◆ **Data to use**:
[START]
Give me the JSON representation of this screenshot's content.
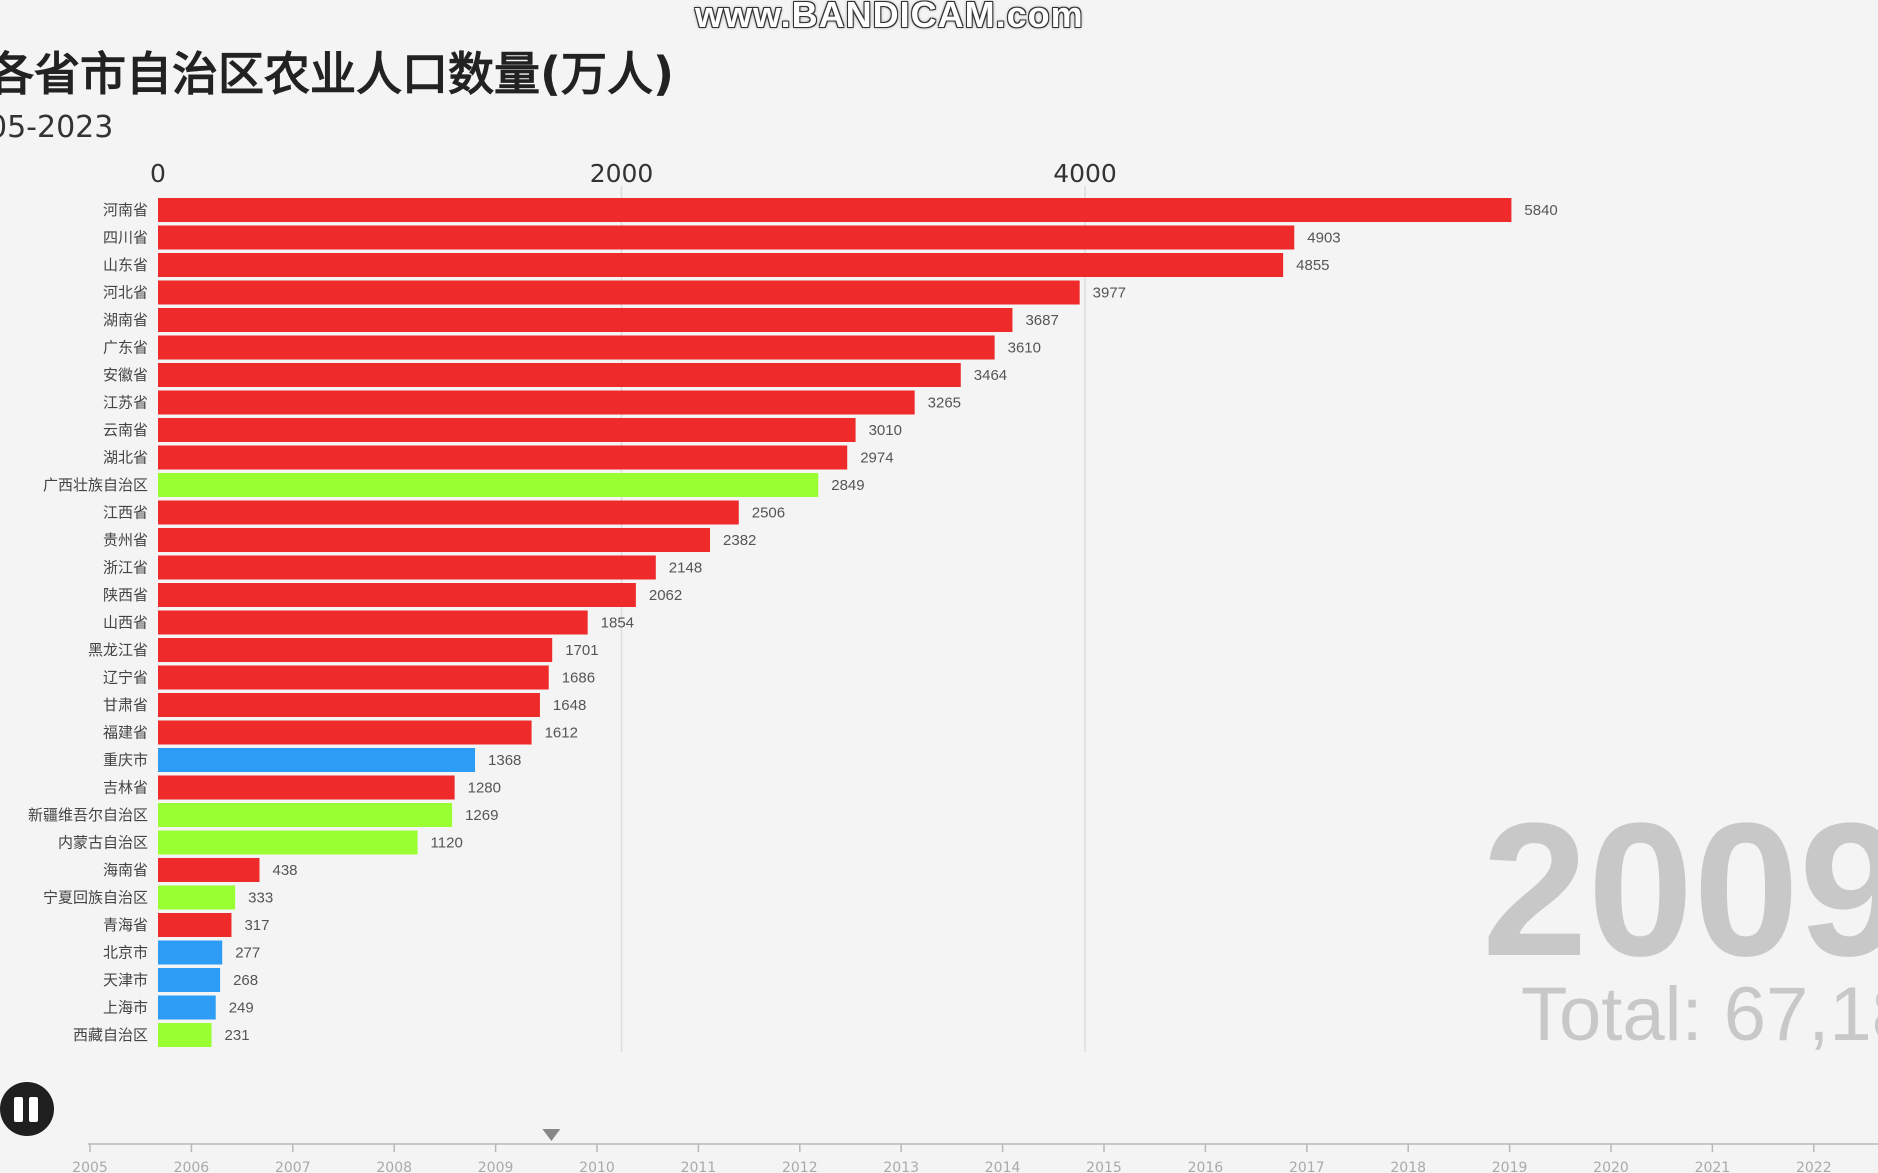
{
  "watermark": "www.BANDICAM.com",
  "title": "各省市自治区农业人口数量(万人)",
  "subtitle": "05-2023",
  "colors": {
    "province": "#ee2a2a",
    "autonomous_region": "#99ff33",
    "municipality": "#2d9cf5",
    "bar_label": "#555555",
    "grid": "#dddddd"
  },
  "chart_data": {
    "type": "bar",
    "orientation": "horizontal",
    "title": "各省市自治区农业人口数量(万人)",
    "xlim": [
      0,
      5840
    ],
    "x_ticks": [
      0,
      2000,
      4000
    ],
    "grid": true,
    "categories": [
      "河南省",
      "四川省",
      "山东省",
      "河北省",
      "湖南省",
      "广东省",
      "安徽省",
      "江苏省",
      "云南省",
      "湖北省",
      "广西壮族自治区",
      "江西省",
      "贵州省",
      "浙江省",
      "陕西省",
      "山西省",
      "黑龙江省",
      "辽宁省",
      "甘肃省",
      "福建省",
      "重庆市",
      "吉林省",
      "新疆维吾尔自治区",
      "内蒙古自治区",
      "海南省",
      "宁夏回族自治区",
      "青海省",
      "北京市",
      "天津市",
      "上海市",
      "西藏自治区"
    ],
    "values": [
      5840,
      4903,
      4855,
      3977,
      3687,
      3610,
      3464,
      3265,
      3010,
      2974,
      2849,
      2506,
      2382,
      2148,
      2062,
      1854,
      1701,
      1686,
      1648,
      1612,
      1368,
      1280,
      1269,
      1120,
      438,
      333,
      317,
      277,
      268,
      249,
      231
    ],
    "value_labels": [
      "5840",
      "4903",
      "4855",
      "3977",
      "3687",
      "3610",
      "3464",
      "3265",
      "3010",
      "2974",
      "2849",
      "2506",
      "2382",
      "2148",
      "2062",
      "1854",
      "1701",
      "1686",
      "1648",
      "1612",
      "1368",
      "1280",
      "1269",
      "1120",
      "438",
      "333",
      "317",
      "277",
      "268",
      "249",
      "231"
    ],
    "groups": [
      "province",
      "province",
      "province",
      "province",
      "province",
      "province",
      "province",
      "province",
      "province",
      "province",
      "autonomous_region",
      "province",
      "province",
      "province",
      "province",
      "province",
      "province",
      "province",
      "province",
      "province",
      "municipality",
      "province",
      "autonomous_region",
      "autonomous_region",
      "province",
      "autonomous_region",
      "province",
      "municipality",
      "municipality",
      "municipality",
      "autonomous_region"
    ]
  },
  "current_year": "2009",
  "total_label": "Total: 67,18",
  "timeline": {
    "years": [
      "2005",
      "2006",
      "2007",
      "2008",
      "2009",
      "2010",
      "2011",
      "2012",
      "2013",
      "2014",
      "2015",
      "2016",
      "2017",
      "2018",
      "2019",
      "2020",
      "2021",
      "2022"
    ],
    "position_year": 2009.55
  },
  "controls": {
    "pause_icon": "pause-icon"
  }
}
[END]
[START]
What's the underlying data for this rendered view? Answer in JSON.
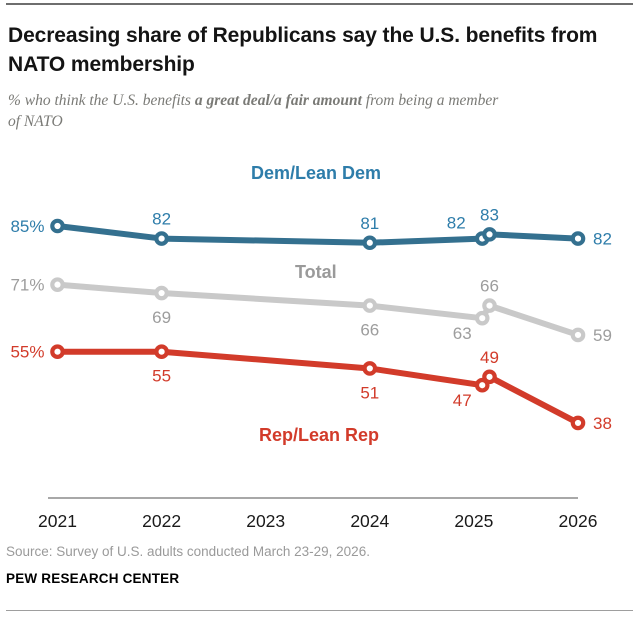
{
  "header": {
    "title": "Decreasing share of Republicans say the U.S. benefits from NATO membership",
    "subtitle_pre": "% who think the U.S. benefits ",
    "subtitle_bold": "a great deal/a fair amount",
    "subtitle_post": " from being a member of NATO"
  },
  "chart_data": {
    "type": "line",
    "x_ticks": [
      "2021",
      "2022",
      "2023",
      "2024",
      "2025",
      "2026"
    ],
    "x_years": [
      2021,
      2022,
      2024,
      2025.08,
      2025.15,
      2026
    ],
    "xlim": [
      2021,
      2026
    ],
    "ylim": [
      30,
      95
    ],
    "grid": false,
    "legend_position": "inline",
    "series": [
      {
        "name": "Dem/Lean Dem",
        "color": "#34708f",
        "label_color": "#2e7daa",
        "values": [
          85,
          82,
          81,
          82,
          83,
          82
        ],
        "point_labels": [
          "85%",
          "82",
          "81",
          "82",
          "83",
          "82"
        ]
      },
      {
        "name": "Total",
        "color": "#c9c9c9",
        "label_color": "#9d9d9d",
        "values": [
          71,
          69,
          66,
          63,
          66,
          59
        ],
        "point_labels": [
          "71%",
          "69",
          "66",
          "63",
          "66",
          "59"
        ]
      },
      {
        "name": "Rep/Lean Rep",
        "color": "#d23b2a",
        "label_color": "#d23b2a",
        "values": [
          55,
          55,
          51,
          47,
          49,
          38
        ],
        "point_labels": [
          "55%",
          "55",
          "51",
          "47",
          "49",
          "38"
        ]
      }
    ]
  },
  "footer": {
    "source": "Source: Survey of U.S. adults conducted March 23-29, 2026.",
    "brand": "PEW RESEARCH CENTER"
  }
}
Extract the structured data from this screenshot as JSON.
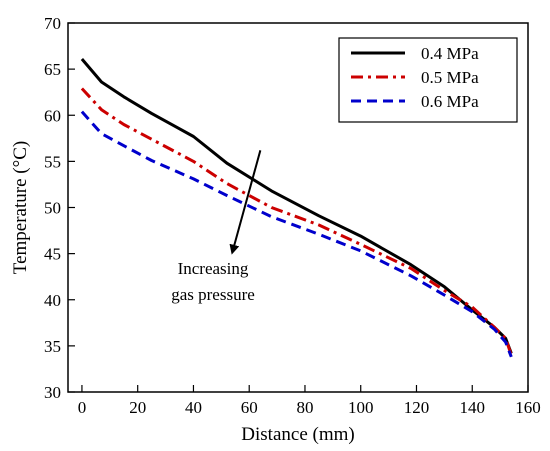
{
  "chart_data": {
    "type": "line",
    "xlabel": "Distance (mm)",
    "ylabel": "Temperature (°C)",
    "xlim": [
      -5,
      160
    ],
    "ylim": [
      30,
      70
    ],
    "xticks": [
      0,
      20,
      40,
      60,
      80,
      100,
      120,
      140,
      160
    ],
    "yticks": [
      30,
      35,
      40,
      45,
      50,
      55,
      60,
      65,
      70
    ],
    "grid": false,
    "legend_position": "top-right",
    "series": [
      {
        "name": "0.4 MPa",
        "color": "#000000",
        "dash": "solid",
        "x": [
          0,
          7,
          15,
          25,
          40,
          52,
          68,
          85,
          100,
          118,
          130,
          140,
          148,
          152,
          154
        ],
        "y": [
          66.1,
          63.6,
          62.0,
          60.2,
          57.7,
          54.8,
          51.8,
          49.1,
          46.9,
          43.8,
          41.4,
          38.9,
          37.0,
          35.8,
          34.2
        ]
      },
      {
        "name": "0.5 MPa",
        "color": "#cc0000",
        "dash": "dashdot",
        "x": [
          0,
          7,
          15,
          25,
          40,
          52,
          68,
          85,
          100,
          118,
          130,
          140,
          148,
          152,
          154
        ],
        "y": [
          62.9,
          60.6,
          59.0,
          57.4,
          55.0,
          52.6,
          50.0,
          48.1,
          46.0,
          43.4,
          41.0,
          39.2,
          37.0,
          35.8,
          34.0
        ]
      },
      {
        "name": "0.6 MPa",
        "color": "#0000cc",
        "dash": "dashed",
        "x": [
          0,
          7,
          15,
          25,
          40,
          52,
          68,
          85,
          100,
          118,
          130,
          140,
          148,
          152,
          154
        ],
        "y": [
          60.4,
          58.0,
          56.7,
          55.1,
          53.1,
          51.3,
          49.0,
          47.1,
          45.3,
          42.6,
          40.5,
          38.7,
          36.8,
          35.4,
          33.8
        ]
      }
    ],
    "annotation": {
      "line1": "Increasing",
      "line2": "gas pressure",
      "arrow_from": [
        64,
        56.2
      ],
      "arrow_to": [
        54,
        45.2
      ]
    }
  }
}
[END]
[START]
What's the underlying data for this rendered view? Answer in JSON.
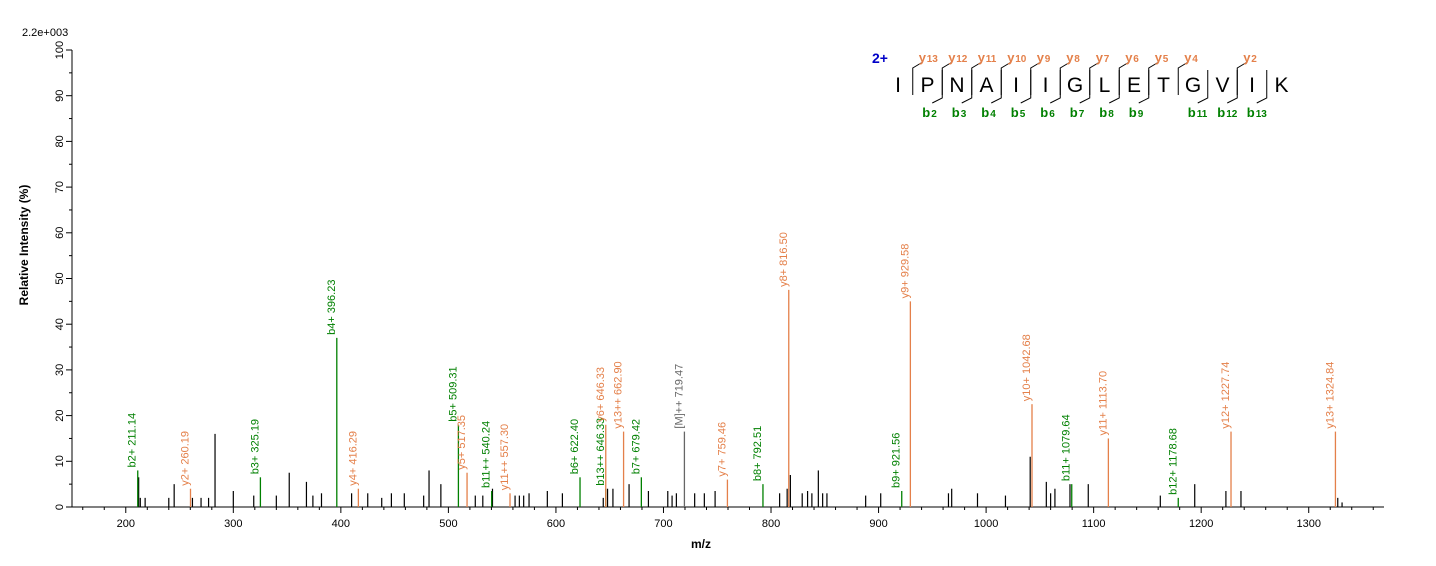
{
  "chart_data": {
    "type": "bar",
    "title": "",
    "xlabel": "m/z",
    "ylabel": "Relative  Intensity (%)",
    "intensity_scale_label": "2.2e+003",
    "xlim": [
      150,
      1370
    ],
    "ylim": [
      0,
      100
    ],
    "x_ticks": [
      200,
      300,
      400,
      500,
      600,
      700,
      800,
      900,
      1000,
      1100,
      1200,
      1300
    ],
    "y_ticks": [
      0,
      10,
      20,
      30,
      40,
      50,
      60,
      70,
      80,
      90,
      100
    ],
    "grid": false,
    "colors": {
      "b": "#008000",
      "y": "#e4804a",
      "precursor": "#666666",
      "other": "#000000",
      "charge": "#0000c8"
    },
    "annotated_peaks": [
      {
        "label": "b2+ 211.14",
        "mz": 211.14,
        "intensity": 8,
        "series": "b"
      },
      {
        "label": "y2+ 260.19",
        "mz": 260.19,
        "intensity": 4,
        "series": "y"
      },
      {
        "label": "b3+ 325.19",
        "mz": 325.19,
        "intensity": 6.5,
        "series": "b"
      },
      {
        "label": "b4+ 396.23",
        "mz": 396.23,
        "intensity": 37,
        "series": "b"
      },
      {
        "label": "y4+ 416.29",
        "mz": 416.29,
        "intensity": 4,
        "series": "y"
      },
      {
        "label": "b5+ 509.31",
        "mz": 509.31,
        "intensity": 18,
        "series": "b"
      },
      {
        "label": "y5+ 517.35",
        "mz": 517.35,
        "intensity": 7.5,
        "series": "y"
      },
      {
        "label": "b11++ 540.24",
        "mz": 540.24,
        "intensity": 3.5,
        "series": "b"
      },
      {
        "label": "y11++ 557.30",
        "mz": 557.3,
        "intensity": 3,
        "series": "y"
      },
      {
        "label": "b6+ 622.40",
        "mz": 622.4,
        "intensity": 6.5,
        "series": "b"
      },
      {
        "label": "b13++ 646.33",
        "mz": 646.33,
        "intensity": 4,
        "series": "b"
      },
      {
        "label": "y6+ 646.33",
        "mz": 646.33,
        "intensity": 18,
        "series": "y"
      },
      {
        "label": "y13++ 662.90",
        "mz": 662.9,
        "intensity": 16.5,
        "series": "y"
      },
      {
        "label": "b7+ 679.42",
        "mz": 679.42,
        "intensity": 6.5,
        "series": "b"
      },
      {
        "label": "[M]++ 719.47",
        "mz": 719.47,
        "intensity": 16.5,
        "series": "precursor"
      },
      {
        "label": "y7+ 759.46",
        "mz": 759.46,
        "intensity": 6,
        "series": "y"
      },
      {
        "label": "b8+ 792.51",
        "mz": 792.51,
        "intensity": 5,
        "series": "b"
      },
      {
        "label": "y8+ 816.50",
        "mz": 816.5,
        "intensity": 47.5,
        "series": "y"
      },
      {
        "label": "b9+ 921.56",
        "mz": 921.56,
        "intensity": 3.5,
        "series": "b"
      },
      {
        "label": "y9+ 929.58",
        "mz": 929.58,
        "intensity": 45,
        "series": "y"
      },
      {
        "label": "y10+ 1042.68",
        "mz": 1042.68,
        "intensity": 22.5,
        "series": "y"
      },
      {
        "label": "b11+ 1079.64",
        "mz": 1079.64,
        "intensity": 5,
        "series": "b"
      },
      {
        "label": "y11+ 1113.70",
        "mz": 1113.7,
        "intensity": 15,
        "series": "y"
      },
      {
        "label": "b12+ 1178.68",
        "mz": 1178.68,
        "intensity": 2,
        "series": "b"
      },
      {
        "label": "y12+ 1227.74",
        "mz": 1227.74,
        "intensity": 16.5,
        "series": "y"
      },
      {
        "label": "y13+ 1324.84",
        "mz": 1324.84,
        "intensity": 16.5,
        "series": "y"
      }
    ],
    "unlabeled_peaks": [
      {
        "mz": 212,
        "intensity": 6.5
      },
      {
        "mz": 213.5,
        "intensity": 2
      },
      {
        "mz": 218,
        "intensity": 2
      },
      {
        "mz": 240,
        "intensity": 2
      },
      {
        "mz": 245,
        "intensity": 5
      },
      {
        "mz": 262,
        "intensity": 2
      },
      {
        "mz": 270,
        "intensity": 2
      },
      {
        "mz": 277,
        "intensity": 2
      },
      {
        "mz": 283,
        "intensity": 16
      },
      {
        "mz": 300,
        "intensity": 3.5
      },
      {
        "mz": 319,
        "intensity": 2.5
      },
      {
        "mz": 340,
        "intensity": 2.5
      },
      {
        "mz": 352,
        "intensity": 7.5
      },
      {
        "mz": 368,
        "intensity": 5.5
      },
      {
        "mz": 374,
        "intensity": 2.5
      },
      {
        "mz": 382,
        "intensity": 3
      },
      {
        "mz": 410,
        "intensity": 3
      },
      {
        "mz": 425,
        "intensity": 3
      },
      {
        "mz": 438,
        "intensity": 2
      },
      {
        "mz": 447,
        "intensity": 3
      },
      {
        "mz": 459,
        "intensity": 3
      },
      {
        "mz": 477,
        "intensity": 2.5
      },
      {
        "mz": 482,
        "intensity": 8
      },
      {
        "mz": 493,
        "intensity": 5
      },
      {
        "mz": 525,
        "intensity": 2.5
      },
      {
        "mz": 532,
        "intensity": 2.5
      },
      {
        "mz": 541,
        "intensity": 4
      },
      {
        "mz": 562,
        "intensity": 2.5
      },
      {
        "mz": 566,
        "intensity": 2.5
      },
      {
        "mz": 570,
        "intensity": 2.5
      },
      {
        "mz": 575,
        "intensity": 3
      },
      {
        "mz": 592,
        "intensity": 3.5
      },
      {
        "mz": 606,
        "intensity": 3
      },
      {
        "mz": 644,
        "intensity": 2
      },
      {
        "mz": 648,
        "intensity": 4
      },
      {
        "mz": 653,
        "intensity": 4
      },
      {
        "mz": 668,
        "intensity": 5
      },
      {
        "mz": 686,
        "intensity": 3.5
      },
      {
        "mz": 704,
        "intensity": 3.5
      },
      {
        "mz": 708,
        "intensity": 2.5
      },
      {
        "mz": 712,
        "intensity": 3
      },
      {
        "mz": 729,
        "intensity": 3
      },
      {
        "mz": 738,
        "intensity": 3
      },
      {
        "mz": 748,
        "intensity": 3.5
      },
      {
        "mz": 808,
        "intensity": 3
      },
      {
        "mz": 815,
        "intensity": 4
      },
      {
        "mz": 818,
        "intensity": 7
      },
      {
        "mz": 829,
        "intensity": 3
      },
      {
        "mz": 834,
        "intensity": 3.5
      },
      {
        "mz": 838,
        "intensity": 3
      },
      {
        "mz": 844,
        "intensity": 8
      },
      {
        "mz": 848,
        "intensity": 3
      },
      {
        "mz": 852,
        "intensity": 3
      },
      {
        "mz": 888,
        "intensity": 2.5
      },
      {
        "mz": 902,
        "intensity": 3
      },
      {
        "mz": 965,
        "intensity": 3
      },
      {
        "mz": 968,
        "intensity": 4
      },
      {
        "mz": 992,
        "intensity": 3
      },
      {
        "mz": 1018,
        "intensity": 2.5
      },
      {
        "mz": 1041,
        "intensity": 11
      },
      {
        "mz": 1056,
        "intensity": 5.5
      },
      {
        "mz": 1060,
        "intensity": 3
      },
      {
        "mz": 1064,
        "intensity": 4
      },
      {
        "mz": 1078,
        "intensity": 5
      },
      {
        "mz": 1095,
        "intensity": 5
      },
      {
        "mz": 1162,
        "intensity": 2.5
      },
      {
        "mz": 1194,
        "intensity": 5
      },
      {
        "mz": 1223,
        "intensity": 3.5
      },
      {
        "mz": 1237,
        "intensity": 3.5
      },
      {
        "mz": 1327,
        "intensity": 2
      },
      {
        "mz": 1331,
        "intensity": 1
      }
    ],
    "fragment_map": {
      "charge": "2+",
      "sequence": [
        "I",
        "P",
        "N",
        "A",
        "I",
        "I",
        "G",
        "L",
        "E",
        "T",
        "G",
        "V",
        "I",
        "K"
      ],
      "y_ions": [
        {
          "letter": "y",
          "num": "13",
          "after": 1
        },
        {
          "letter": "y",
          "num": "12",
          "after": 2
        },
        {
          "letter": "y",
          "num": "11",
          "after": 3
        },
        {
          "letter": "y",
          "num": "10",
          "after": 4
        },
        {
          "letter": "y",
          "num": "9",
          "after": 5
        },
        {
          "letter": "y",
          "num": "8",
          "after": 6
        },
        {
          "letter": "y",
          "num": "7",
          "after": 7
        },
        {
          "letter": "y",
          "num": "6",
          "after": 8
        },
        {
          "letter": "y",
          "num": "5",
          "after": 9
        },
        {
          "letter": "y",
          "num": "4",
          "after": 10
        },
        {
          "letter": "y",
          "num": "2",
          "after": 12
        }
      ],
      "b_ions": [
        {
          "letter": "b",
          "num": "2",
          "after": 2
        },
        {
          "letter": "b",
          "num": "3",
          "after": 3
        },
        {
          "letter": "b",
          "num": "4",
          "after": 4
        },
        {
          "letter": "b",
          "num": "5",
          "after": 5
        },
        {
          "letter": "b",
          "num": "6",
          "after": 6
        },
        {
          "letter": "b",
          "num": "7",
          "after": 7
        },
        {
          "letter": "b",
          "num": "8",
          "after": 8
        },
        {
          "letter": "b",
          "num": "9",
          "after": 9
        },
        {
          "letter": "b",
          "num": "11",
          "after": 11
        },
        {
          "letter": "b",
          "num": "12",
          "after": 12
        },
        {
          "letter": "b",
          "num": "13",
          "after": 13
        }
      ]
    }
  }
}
[END]
◆ **Work to complete**: What is the number of lines above that contain the string "benefits"? Answer with the number alone.

◆ **Solved problem**: 2